§ Task statement:
Every entry below must be repeated exactly; skip the pictures.

Stored entries:
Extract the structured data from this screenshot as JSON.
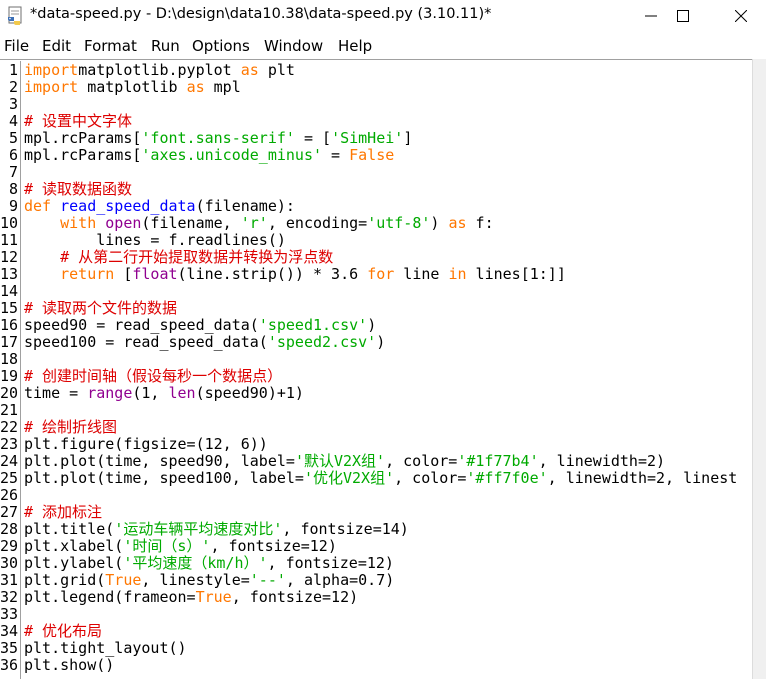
{
  "window": {
    "title": "*data-speed.py - D:\\design\\data10.38\\data-speed.py (3.10.11)*",
    "minimize_symbol": "—",
    "maximize_symbol": "☐",
    "close_symbol": "✕"
  },
  "menu": [
    "File",
    "Edit",
    "Format",
    "Run",
    "Options",
    "Window",
    "Help"
  ],
  "icons": {
    "app": "python-idle-icon",
    "minimize": "minimize-icon",
    "maximize": "maximize-icon",
    "close": "close-icon"
  },
  "colors": {
    "keyword": "#ff7700",
    "builtin": "#900090",
    "string": "#00aa00",
    "comment": "#dd0000",
    "definition": "#0000ff"
  },
  "code": [
    {
      "n": "1",
      "t": [
        [
          "kw",
          "import"
        ],
        [
          "",
          "matplotlib.pyplot "
        ],
        [
          "kw",
          "as"
        ],
        [
          "",
          " plt"
        ]
      ]
    },
    {
      "n": "2",
      "t": [
        [
          "kw",
          "import"
        ],
        [
          "",
          " matplotlib "
        ],
        [
          "kw",
          "as"
        ],
        [
          "",
          " mpl"
        ]
      ]
    },
    {
      "n": "3",
      "t": []
    },
    {
      "n": "4",
      "t": [
        [
          "cm",
          "# 设置中文字体"
        ]
      ]
    },
    {
      "n": "5",
      "t": [
        [
          "",
          "mpl.rcParams["
        ],
        [
          "st",
          "'font.sans-serif'"
        ],
        [
          "",
          " = ["
        ],
        [
          "st",
          "'SimHei'"
        ],
        [
          "",
          "]"
        ]
      ]
    },
    {
      "n": "6",
      "t": [
        [
          "",
          "mpl.rcParams["
        ],
        [
          "st",
          "'axes.unicode_minus'"
        ],
        [
          "",
          " = "
        ],
        [
          "kw",
          "False"
        ]
      ]
    },
    {
      "n": "7",
      "t": []
    },
    {
      "n": "8",
      "t": [
        [
          "cm",
          "# 读取数据函数"
        ]
      ]
    },
    {
      "n": "9",
      "t": [
        [
          "kw",
          "def"
        ],
        [
          "",
          " "
        ],
        [
          "df",
          "read_speed_data"
        ],
        [
          "",
          "(filename):"
        ]
      ]
    },
    {
      "n": "10",
      "t": [
        [
          "",
          "    "
        ],
        [
          "kw",
          "with"
        ],
        [
          "",
          " "
        ],
        [
          "bi",
          "open"
        ],
        [
          "",
          "(filename, "
        ],
        [
          "st",
          "'r'"
        ],
        [
          "",
          ", encoding="
        ],
        [
          "st",
          "'utf-8'"
        ],
        [
          "",
          ") "
        ],
        [
          "kw",
          "as"
        ],
        [
          "",
          " f:"
        ]
      ]
    },
    {
      "n": "11",
      "t": [
        [
          "",
          "        lines = f.readlines()"
        ]
      ]
    },
    {
      "n": "12",
      "t": [
        [
          "",
          "    "
        ],
        [
          "cm",
          "# 从第二行开始提取数据并转换为浮点数"
        ]
      ]
    },
    {
      "n": "13",
      "t": [
        [
          "",
          "    "
        ],
        [
          "kw",
          "return"
        ],
        [
          "",
          " ["
        ],
        [
          "bi",
          "float"
        ],
        [
          "",
          "(line.strip()) * 3.6 "
        ],
        [
          "kw",
          "for"
        ],
        [
          "",
          " line "
        ],
        [
          "kw",
          "in"
        ],
        [
          "",
          " lines[1:]]"
        ]
      ]
    },
    {
      "n": "14",
      "t": []
    },
    {
      "n": "15",
      "t": [
        [
          "cm",
          "# 读取两个文件的数据"
        ]
      ]
    },
    {
      "n": "16",
      "t": [
        [
          "",
          "speed90 = read_speed_data("
        ],
        [
          "st",
          "'speed1.csv'"
        ],
        [
          "",
          ")"
        ]
      ]
    },
    {
      "n": "17",
      "t": [
        [
          "",
          "speed100 = read_speed_data("
        ],
        [
          "st",
          "'speed2.csv'"
        ],
        [
          "",
          ")"
        ]
      ]
    },
    {
      "n": "18",
      "t": []
    },
    {
      "n": "19",
      "t": [
        [
          "cm",
          "# 创建时间轴（假设每秒一个数据点）"
        ]
      ]
    },
    {
      "n": "20",
      "t": [
        [
          "",
          "time = "
        ],
        [
          "bi",
          "range"
        ],
        [
          "",
          "(1, "
        ],
        [
          "bi",
          "len"
        ],
        [
          "",
          "(speed90)+1)"
        ]
      ]
    },
    {
      "n": "21",
      "t": []
    },
    {
      "n": "22",
      "t": [
        [
          "cm",
          "# 绘制折线图"
        ]
      ]
    },
    {
      "n": "23",
      "t": [
        [
          "",
          "plt.figure(figsize=(12, 6))"
        ]
      ]
    },
    {
      "n": "24",
      "t": [
        [
          "",
          "plt.plot(time, speed90, label="
        ],
        [
          "st",
          "'默认V2X组'"
        ],
        [
          "",
          ", color="
        ],
        [
          "st",
          "'#1f77b4'"
        ],
        [
          "",
          ", linewidth=2)"
        ]
      ]
    },
    {
      "n": "25",
      "t": [
        [
          "",
          "plt.plot(time, speed100, label="
        ],
        [
          "st",
          "'优化V2X组'"
        ],
        [
          "",
          ", color="
        ],
        [
          "st",
          "'#ff7f0e'"
        ],
        [
          "",
          ", linewidth=2, linest"
        ]
      ]
    },
    {
      "n": "26",
      "t": []
    },
    {
      "n": "27",
      "t": [
        [
          "cm",
          "# 添加标注"
        ]
      ]
    },
    {
      "n": "28",
      "t": [
        [
          "",
          "plt.title("
        ],
        [
          "st",
          "'运动车辆平均速度对比'"
        ],
        [
          "",
          ", fontsize=14)"
        ]
      ]
    },
    {
      "n": "29",
      "t": [
        [
          "",
          "plt.xlabel("
        ],
        [
          "st",
          "'时间（s）'"
        ],
        [
          "",
          ", fontsize=12)"
        ]
      ]
    },
    {
      "n": "30",
      "t": [
        [
          "",
          "plt.ylabel("
        ],
        [
          "st",
          "'平均速度（km/h）'"
        ],
        [
          "",
          ", fontsize=12)"
        ]
      ]
    },
    {
      "n": "31",
      "t": [
        [
          "",
          "plt.grid("
        ],
        [
          "kw",
          "True"
        ],
        [
          "",
          ", linestyle="
        ],
        [
          "st",
          "'--'"
        ],
        [
          "",
          ", alpha=0.7)"
        ]
      ]
    },
    {
      "n": "32",
      "t": [
        [
          "",
          "plt.legend(frameon="
        ],
        [
          "kw",
          "True"
        ],
        [
          "",
          ", fontsize=12)"
        ]
      ]
    },
    {
      "n": "33",
      "t": []
    },
    {
      "n": "34",
      "t": [
        [
          "cm",
          "# 优化布局"
        ]
      ]
    },
    {
      "n": "35",
      "t": [
        [
          "",
          "plt.tight_layout()"
        ]
      ]
    },
    {
      "n": "36",
      "t": [
        [
          "",
          "plt.show()"
        ]
      ]
    }
  ]
}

§ Solution below:
Extract the structured data from this screenshot as JSON.
{
  "window": {
    "title": "*data-speed.py - D:\\design\\data10.38\\data-speed.py (3.10.11)*",
    "minimize_symbol": "—",
    "maximize_symbol": "☐",
    "close_symbol": "✕"
  },
  "menu": [
    "File",
    "Edit",
    "Format",
    "Run",
    "Options",
    "Window",
    "Help"
  ],
  "icons": {
    "app": "python-idle-icon",
    "minimize": "minimize-icon",
    "maximize": "maximize-icon",
    "close": "close-icon"
  },
  "colors": {
    "keyword": "#ff7700",
    "builtin": "#900090",
    "string": "#00aa00",
    "comment": "#dd0000",
    "definition": "#0000ff"
  },
  "code": [
    {
      "n": "1",
      "t": [
        [
          "kw",
          "import"
        ],
        [
          "",
          "matplotlib.pyplot "
        ],
        [
          "kw",
          "as"
        ],
        [
          "",
          " plt"
        ]
      ]
    },
    {
      "n": "2",
      "t": [
        [
          "kw",
          "import"
        ],
        [
          "",
          " matplotlib "
        ],
        [
          "kw",
          "as"
        ],
        [
          "",
          " mpl"
        ]
      ]
    },
    {
      "n": "3",
      "t": []
    },
    {
      "n": "4",
      "t": [
        [
          "cm",
          "# 设置中文字体"
        ]
      ]
    },
    {
      "n": "5",
      "t": [
        [
          "",
          "mpl.rcParams["
        ],
        [
          "st",
          "'font.sans-serif'"
        ],
        [
          "",
          " = ["
        ],
        [
          "st",
          "'SimHei'"
        ],
        [
          "",
          "]"
        ]
      ]
    },
    {
      "n": "6",
      "t": [
        [
          "",
          "mpl.rcParams["
        ],
        [
          "st",
          "'axes.unicode_minus'"
        ],
        [
          "",
          " = "
        ],
        [
          "kw",
          "False"
        ]
      ]
    },
    {
      "n": "7",
      "t": []
    },
    {
      "n": "8",
      "t": [
        [
          "cm",
          "# 读取数据函数"
        ]
      ]
    },
    {
      "n": "9",
      "t": [
        [
          "kw",
          "def"
        ],
        [
          "",
          " "
        ],
        [
          "df",
          "read_speed_data"
        ],
        [
          "",
          "(filename):"
        ]
      ]
    },
    {
      "n": "10",
      "t": [
        [
          "",
          "    "
        ],
        [
          "kw",
          "with"
        ],
        [
          "",
          " "
        ],
        [
          "bi",
          "open"
        ],
        [
          "",
          "(filename, "
        ],
        [
          "st",
          "'r'"
        ],
        [
          "",
          ", encoding="
        ],
        [
          "st",
          "'utf-8'"
        ],
        [
          "",
          ") "
        ],
        [
          "kw",
          "as"
        ],
        [
          "",
          " f:"
        ]
      ]
    },
    {
      "n": "11",
      "t": [
        [
          "",
          "        lines = f.readlines()"
        ]
      ]
    },
    {
      "n": "12",
      "t": [
        [
          "",
          "    "
        ],
        [
          "cm",
          "# 从第二行开始提取数据并转换为浮点数"
        ]
      ]
    },
    {
      "n": "13",
      "t": [
        [
          "",
          "    "
        ],
        [
          "kw",
          "return"
        ],
        [
          "",
          " ["
        ],
        [
          "bi",
          "float"
        ],
        [
          "",
          "(line.strip()) * 3.6 "
        ],
        [
          "kw",
          "for"
        ],
        [
          "",
          " line "
        ],
        [
          "kw",
          "in"
        ],
        [
          "",
          " lines[1:]]"
        ]
      ]
    },
    {
      "n": "14",
      "t": []
    },
    {
      "n": "15",
      "t": [
        [
          "cm",
          "# 读取两个文件的数据"
        ]
      ]
    },
    {
      "n": "16",
      "t": [
        [
          "",
          "speed90 = read_speed_data("
        ],
        [
          "st",
          "'speed1.csv'"
        ],
        [
          "",
          ")"
        ]
      ]
    },
    {
      "n": "17",
      "t": [
        [
          "",
          "speed100 = read_speed_data("
        ],
        [
          "st",
          "'speed2.csv'"
        ],
        [
          "",
          ")"
        ]
      ]
    },
    {
      "n": "18",
      "t": []
    },
    {
      "n": "19",
      "t": [
        [
          "cm",
          "# 创建时间轴（假设每秒一个数据点）"
        ]
      ]
    },
    {
      "n": "20",
      "t": [
        [
          "",
          "time = "
        ],
        [
          "bi",
          "range"
        ],
        [
          "",
          "(1, "
        ],
        [
          "bi",
          "len"
        ],
        [
          "",
          "(speed90)+1)"
        ]
      ]
    },
    {
      "n": "21",
      "t": []
    },
    {
      "n": "22",
      "t": [
        [
          "cm",
          "# 绘制折线图"
        ]
      ]
    },
    {
      "n": "23",
      "t": [
        [
          "",
          "plt.figure(figsize=(12, 6))"
        ]
      ]
    },
    {
      "n": "24",
      "t": [
        [
          "",
          "plt.plot(time, speed90, label="
        ],
        [
          "st",
          "'默认V2X组'"
        ],
        [
          "",
          ", color="
        ],
        [
          "st",
          "'#1f77b4'"
        ],
        [
          "",
          ", linewidth=2)"
        ]
      ]
    },
    {
      "n": "25",
      "t": [
        [
          "",
          "plt.plot(time, speed100, label="
        ],
        [
          "st",
          "'优化V2X组'"
        ],
        [
          "",
          ", color="
        ],
        [
          "st",
          "'#ff7f0e'"
        ],
        [
          "",
          ", linewidth=2, linest"
        ]
      ]
    },
    {
      "n": "26",
      "t": []
    },
    {
      "n": "27",
      "t": [
        [
          "cm",
          "# 添加标注"
        ]
      ]
    },
    {
      "n": "28",
      "t": [
        [
          "",
          "plt.title("
        ],
        [
          "st",
          "'运动车辆平均速度对比'"
        ],
        [
          "",
          ", fontsize=14)"
        ]
      ]
    },
    {
      "n": "29",
      "t": [
        [
          "",
          "plt.xlabel("
        ],
        [
          "st",
          "'时间（s）'"
        ],
        [
          "",
          ", fontsize=12)"
        ]
      ]
    },
    {
      "n": "30",
      "t": [
        [
          "",
          "plt.ylabel("
        ],
        [
          "st",
          "'平均速度（km/h）'"
        ],
        [
          "",
          ", fontsize=12)"
        ]
      ]
    },
    {
      "n": "31",
      "t": [
        [
          "",
          "plt.grid("
        ],
        [
          "kw",
          "True"
        ],
        [
          "",
          ", linestyle="
        ],
        [
          "st",
          "'--'"
        ],
        [
          "",
          ", alpha=0.7)"
        ]
      ]
    },
    {
      "n": "32",
      "t": [
        [
          "",
          "plt.legend(frameon="
        ],
        [
          "kw",
          "True"
        ],
        [
          "",
          ", fontsize=12)"
        ]
      ]
    },
    {
      "n": "33",
      "t": []
    },
    {
      "n": "34",
      "t": [
        [
          "cm",
          "# 优化布局"
        ]
      ]
    },
    {
      "n": "35",
      "t": [
        [
          "",
          "plt.tight_layout()"
        ]
      ]
    },
    {
      "n": "36",
      "t": [
        [
          "",
          "plt.show()"
        ]
      ]
    }
  ]
}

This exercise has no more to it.